Copy every entry word for word. Skip the pictures.

→ Given data

[Start]

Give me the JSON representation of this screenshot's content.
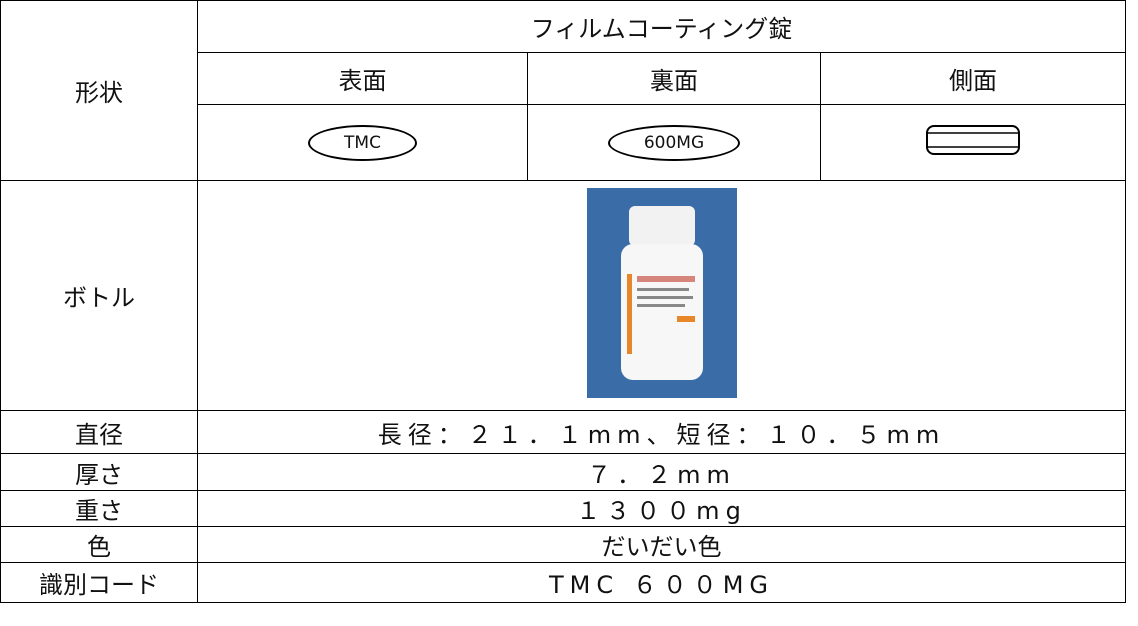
{
  "table": {
    "shape_label": "形状",
    "tablet_type": "フィルムコーティング錠",
    "views": [
      "表面",
      "裏面",
      "側面"
    ],
    "imprints": [
      "TMC",
      "600MG"
    ],
    "bottle_label": "ボトル",
    "rows": [
      [
        "直径",
        "長径：２１．１mm、短径：１０．５mm"
      ],
      [
        "厚さ",
        "７．２mm"
      ],
      [
        "重さ",
        "１３００mg"
      ],
      [
        "色",
        "だいだい色"
      ],
      [
        "識別コード",
        "TMC ６００MG"
      ]
    ]
  }
}
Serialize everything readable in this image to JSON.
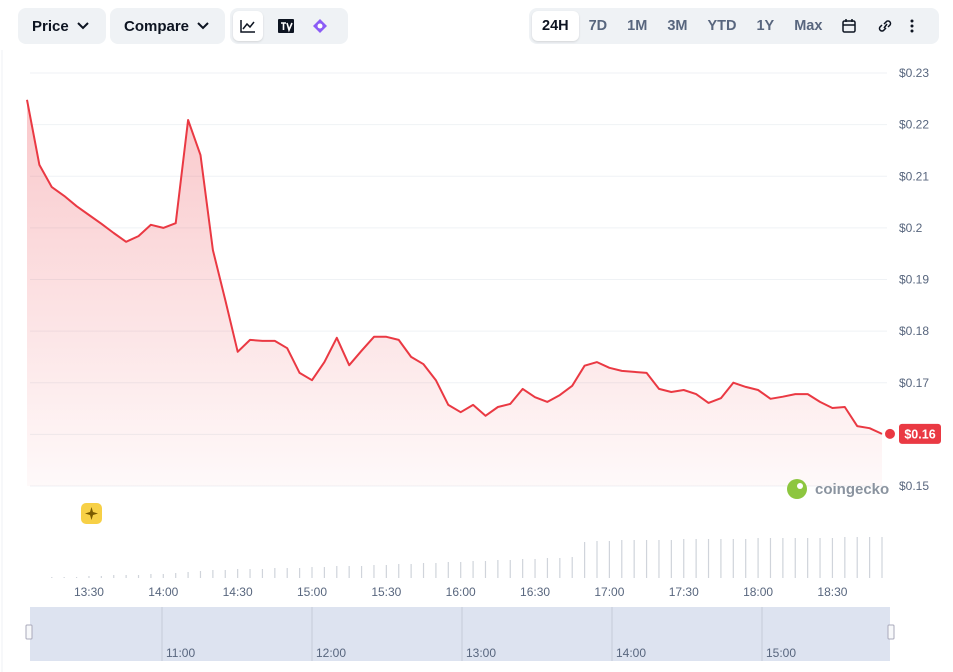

[End]

→ Answer for this exercise
Give me the JSON representation of this screenshot's content.
{
  "table": {
    "shape_label": "形状",
    "tablet_type": "フィルムコーティング錠",
    "views": [
      "表面",
      "裏面",
      "側面"
    ],
    "imprints": [
      "TMC",
      "600MG"
    ],
    "bottle_label": "ボトル",
    "rows": [
      [
        "直径",
        "長径：２１．１mm、短径：１０．５mm"
      ],
      [
        "厚さ",
        "７．２mm"
      ],
      [
        "重さ",
        "１３００mg"
      ],
      [
        "色",
        "だいだい色"
      ],
      [
        "識別コード",
        "TMC ６００MG"
      ]
    ]
  }
}
Serialize everything readable in this image to JSON.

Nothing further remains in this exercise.